- **Aim of the exercise**
Below are the records; reproduce all of them exactly but without any images.

- **Working data**

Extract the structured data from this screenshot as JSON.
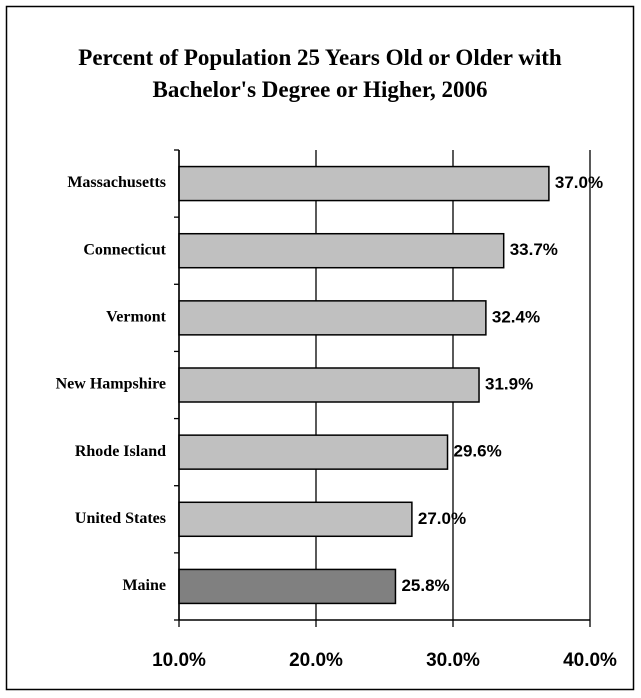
{
  "chart_data": {
    "type": "bar",
    "orientation": "horizontal",
    "title": "Percent of Population 25 Years Old or Older with Bachelor's Degree or Higher, 2006",
    "categories": [
      "Massachusetts",
      "Connecticut",
      "Vermont",
      "New Hampshire",
      "Rhode Island",
      "United States",
      "Maine"
    ],
    "values": [
      37.0,
      33.7,
      32.4,
      31.9,
      29.6,
      27.0,
      25.8
    ],
    "value_labels": [
      "37.0%",
      "33.7%",
      "32.4%",
      "31.9%",
      "29.6%",
      "27.0%",
      "25.8%"
    ],
    "colors": [
      "#c0c0c0",
      "#c0c0c0",
      "#c0c0c0",
      "#c0c0c0",
      "#c0c0c0",
      "#c0c0c0",
      "#808080"
    ],
    "xlim": [
      10,
      40
    ],
    "xticks": [
      {
        "value": 10,
        "label": "10.0%"
      },
      {
        "value": 20,
        "label": "20.0%"
      },
      {
        "value": 30,
        "label": "30.0%"
      },
      {
        "value": 40,
        "label": "40.0%"
      }
    ],
    "grid": true
  }
}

- **Answer to this task**
Extract the structured data from this screenshot as JSON.
{
  "chart_data": {
    "type": "bar",
    "orientation": "horizontal",
    "title": "Percent of Population 25 Years Old or Older with Bachelor's Degree or Higher, 2006",
    "categories": [
      "Massachusetts",
      "Connecticut",
      "Vermont",
      "New Hampshire",
      "Rhode Island",
      "United States",
      "Maine"
    ],
    "values": [
      37.0,
      33.7,
      32.4,
      31.9,
      29.6,
      27.0,
      25.8
    ],
    "value_labels": [
      "37.0%",
      "33.7%",
      "32.4%",
      "31.9%",
      "29.6%",
      "27.0%",
      "25.8%"
    ],
    "colors": [
      "#c0c0c0",
      "#c0c0c0",
      "#c0c0c0",
      "#c0c0c0",
      "#c0c0c0",
      "#c0c0c0",
      "#808080"
    ],
    "xlim": [
      10,
      40
    ],
    "xticks": [
      {
        "value": 10,
        "label": "10.0%"
      },
      {
        "value": 20,
        "label": "20.0%"
      },
      {
        "value": 30,
        "label": "30.0%"
      },
      {
        "value": 40,
        "label": "40.0%"
      }
    ],
    "grid": true
  }
}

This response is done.